→ Challenge
State the number of lines in these records that include the word "significatur", and add nothing to it.

→ Supplied material
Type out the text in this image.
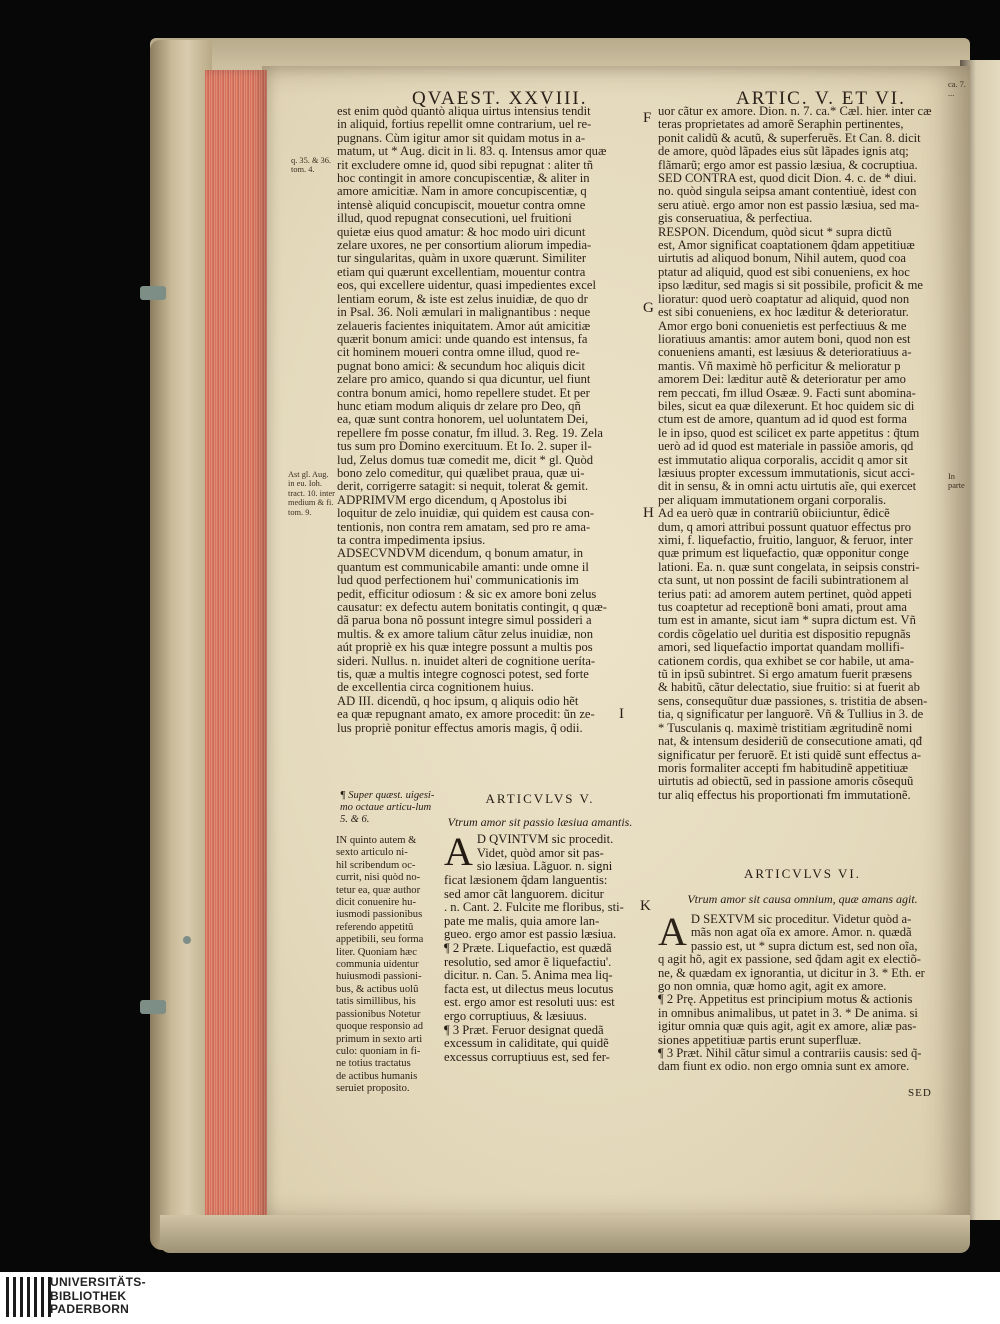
QVAEST. XXVIII.	ARTIC. V. ET VI.
F
G
H
I
K
q. 35. & 36. tom. 4.
Ast gl. Aug. in eu. Ioh. tract. 10. inter medium & fi. tom. 9.
ca. 7. ...
In parte

est enim quòd quantò aliqua uirtus intensius tendit

in aliquid, fortius repellit omne contrarium, uel re-

pugnans. Cùm igitur amor sit quidam motus in a-

matum, ut * Aug. dicit in li. 83. q. Intensus amor quæ

rit excludere omne id, quod sibi repugnat : aliter tñ

hoc contingit in amore concupiscentiæ, & aliter in

amore amicitiæ. Nam in amore concupiscentiæ, q

intensè aliquid concupiscit, mouetur contra omne

illud, quod repugnat consecutioni, uel fruitioni

quietæ eius quod amatur: & hoc modo uiri dicunt

zelare uxores, ne per consortium aliorum impedia-

tur singularitas, quàm in uxore quærunt. Similiter

etiam qui quærunt excellentiam, mouentur contra

eos, qui excellere uidentur, quasi impedientes excel

lentiam eorum, & iste est zelus inuidiæ, de quo dr

in Psal. 36. Noli æmulari in malignantibus : neque

zelaueris facientes iniquitatem. Amor aút amicitiæ

quærit bonum amici: unde quando est intensus, fa

cit hominem moueri contra omne illud, quod re-

pugnat bono amici: & secundum hoc aliquis dicit

zelare pro amico, quando si qua dicuntur, uel fiunt

contra bonum amici, homo repellere studet. Et per

hunc etiam modum aliquis dr zelare pro Deo, qñ

ea, quæ sunt contra honorem, uel uoluntatem Dei,

repellere fm posse conatur, fm illud. 3. Reg. 19. Zela

tus sum pro Domino exercituum. Et Io. 2. super il-

lud, Zelus domus tuæ comedit me, dicit * gl. Quòd

bono zelo comeditur, qui quælibet praua, quæ ui-

derit, corrigerre satagit: si nequit, tolerat & gemit.

ADPRIMVM ergo dicendum, q Apostolus ibi

loquitur de zelo inuidiæ, qui quidem est causa con-

tentionis, non contra rem amatam, sed pro re ama-

ta contra impedimenta ipsius.

ADSECVNDVM dicendum, q bonum amatur, in

quantum est communicabile amanti: unde omne il

lud quod perfectionem hui' communicationis im

pedit, efficitur odiosum : & sic ex amore boni zelus

causatur: ex defectu autem bonitatis contingit, q quæ-

dã parua bona nõ possunt integre simul possideri a

multis. & ex amore talium cãtur zelus inuidiæ, non

aút propriè ex his quæ integre possunt a multis pos

sideri. Nullus. n. inuidet alteri de cognitione ueríta-

tis, quæ a multis integre cognosci potest, sed forte

de excellentia circa cognitionem huius.

AD III. dicendũ, q hoc ipsum, q aliquis odio hẽt

ea quæ repugnant amato, ex amore procedit: ũn ze-

lus propriè ponitur effectus amoris magis, q̃ odii.

uor cãtur ex amore. Dion. n. 7. ca.* Cæl. hier. inter cæ

teras proprietates ad amorẽ Seraphin pertinentes,

ponit calidũ & acutũ, & superferuẽs. Et Can. 8. dicit

de amore, quòd lãpades eius sũt lãpades ignis atq;

flãmarũ; ergo amor est passio læsiua, & cocruptiua.

SED CONTRA est, quod dicit Dion. 4. c. de * diui.

no. quòd singula seipsa amant contentiuè, idest con

seru atiuè. ergo amor non est passio læsiua, sed ma-

gis conseruatiua, & perfectiua.

RESPON. Dicendum, quòd sicut * supra dictũ

est, Amor significat coaptationem q̃dam appetitiuæ

uirtutis ad aliquod bonum, Nihil autem, quod coa

ptatur ad aliquid, quod est sibi conueniens, ex hoc

ipso læditur, sed magis si sit possibile, proficit & me

lioratur: quod uerò coaptatur ad aliquid, quod non

est sibi conueniens, ex hoc læditur & deterioratur.

Amor ergo boni conuenietis est perfectiuus & me

lioratiuus amantis: amor autem boni, quod non est

conueniens amanti, est læsiuus & deterioratiuus a-

mantis. Vñ maximè hõ perficitur & melioratur p

amorem Dei: læditur autẽ & deterioratur per amo

rem peccati, fm illud Osææ. 9. Facti sunt abomina-

biles, sicut ea quæ dilexerunt. Et hoc quidem sic di

ctum est de amore, quantum ad id quod est forma

le in ipso, quod est scilicet ex parte appetitus : q̃tum

uerò ad id quod est materiale in passiõe amoris, qd

est immutatio aliqua corporalis, accidit q amor sit

læsiuus propter excessum immutationis, sicut acci-

dit in sensu, & in omni actu uirtutis aĩe, qui exercet

per aliquam immutationem organi corporalis.

Ad ea uerò quæ in contrariũ obiiciuntur, ẽdicẽ

dum, q amori attribui possunt quatuor effectus pro

ximi, f. liquefactio, fruitio, languor, & feruor, inter

quæ primum est liquefactio, quæ opponitur conge

lationi. Ea. n. quæ sunt congelata, in seipsis constri-

cta sunt, ut non possint de facili subintrationem al

terius pati: ad amorem autem pertinet, quòd appeti

tus coaptetur ad receptionẽ boni amati, prout ama

tum est in amante, sicut iam * supra dictum est. Vñ

cordis cõgelatio uel duritia est dispositio repugnãs

amori, sed liquefactio importat quandam mollifi-

cationem cordis, qua exhibet se cor habile, ut ama-

tũ in ipsũ subintret. Si ergo amatum fuerit præsens

& habitũ, cãtur delectatio, siue fruitio: si at fuerit ab

sens, consequũtur duæ passiones, s. tristitia de absen-

tia, q significatur per languorẽ. Vñ & Tullius in 3. de

* Tusculanis q. maximè tristitiam ægritudinẽ nomi

nat, & intensum desideriũ de consecutione amati, qđ

significatur per feruorẽ. Et isti quidẽ sunt effectus a-

moris formaliter accepti fm habitudinẽ appetitiuæ

uirtutis ad obiectũ, sed in passione amoris cõsequũ

tur aliq effectus his proportionati fm immutationẽ.

¶ Super quæst. uigesi-mo octaue articu-lum 5. & 6.

IN quinto autem &

sexto articulo ni-

hil scribendum oc-

currit, nisi quòd no-

tetur ea, quæ author

dicit conuenire hu-

iusmodi passionibus

referendo appetitũ

appetibili, seu forma

liter. Quoniam hæc

communia uidentur

huiusmodi passioni-

bus, & actibus uolũ

tatis simillibus, his

passionibus Notetur

quoque responsio ad

primum in sexto arti

culo: quoniam in fi-

ne totius tractatus

de actibus humanis

seruiet proposito.

ARTICVLVS V.
Vtrum amor sit passio læsiua amantis.
A D QVINTVM sic procedit.

Videt, quòd amor sit pas-

sio læsiua. Lãguor. n. signi

ficat læsionem q̃dam languentis:

sed amor cãt languorem. dicitur

. n. Cant. 2. Fulcite me floribus, sti-

pate me malis, quia amore lan-

gueo. ergo amor est passio læsiua.

¶ 2 Præte. Liquefactio, est quædã

resolutio, sed amor ẽ liquefactiu'.

dicitur. n. Can. 5. Anima mea liq-

facta est, ut dilectus meus locutus

est. ergo amor est resoluti uus: est

ergo corruptiuus, & læsiuus.

¶ 3 Præt. Feruor designat quedã

excessum in caliditate, qui quidẽ

excessus corruptiuus est, sed fer-

ARTICVLVS VI.
Vtrum amor sit causa omnium, quæ amans agit.
A D SEXTVM sic proceditur. Videtur quòd a-

mãs non agat oĩa ex amore. Amor. n. quædã

passio est, ut * supra dictum est, sed non oĩa,

q agit hõ, agit ex passione, sed q̃dam agit ex electiõ-

ne, & quædam ex ignorantia, ut dicitur in 3. * Eth. er

go non omnia, quæ homo agit, agit ex amore.

¶ 2 Prę. Appetitus est principium motus & actionis

in omnibus animalibus, ut patet in 3. * De anima. si

igitur omnia quæ quis agit, agit ex amore, aliæ pas-

siones appetitiuæ partis erunt superfluæ.

¶ 3 Præt. Nihil cãtur simul a contrariis causis: sed q̃-

dam fiunt ex odio. non ergo omnia sunt ex amore.

SED
UNIVERSITÄTS-
BIBLIOTHEK
PADERBORN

→ Full solution
2